Supplied records
* * * *

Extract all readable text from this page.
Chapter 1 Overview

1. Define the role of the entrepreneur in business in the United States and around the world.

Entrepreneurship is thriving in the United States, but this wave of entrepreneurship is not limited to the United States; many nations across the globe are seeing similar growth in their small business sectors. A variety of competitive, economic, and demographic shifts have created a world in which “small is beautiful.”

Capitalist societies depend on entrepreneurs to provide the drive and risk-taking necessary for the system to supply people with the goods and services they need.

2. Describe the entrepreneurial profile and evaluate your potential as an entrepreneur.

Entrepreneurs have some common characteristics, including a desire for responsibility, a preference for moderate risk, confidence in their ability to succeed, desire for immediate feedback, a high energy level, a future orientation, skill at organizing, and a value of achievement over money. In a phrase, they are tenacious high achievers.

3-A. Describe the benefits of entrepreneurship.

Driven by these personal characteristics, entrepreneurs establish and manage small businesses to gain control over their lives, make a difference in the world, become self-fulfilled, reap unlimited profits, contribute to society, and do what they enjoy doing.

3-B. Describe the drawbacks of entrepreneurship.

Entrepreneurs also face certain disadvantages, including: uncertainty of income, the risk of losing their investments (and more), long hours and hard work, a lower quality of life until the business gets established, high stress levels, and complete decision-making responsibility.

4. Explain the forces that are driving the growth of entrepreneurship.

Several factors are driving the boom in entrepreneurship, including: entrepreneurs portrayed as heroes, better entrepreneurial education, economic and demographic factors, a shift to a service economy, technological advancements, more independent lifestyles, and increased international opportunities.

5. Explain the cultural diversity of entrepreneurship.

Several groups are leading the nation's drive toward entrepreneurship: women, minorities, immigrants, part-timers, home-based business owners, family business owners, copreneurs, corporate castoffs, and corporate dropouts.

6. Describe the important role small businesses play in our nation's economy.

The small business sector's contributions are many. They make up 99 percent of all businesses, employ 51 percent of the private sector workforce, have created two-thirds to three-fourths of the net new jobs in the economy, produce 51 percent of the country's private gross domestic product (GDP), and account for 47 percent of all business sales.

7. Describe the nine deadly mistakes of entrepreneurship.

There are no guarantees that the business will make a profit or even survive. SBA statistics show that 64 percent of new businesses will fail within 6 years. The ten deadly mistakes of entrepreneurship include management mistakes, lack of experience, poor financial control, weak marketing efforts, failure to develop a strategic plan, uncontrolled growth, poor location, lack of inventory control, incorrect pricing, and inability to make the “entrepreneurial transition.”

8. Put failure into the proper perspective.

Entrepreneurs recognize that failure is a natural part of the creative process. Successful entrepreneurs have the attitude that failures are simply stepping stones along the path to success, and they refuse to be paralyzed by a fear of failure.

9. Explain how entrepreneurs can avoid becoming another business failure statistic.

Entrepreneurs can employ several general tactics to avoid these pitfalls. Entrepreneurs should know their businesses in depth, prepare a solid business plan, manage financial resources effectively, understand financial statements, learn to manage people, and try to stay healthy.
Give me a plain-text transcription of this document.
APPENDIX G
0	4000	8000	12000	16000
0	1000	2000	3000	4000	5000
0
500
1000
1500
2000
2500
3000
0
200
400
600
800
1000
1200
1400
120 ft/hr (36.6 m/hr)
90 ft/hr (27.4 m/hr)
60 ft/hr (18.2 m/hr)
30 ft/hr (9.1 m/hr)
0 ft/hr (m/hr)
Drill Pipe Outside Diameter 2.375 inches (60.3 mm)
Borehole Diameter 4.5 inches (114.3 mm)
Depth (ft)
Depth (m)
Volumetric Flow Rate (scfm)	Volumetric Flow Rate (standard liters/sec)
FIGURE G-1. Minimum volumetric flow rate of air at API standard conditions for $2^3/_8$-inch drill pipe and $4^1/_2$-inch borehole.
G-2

* * * *

Stated problem
What is the number of lines in these records that contain "economy"? Reply with the number only.

Result of the task
3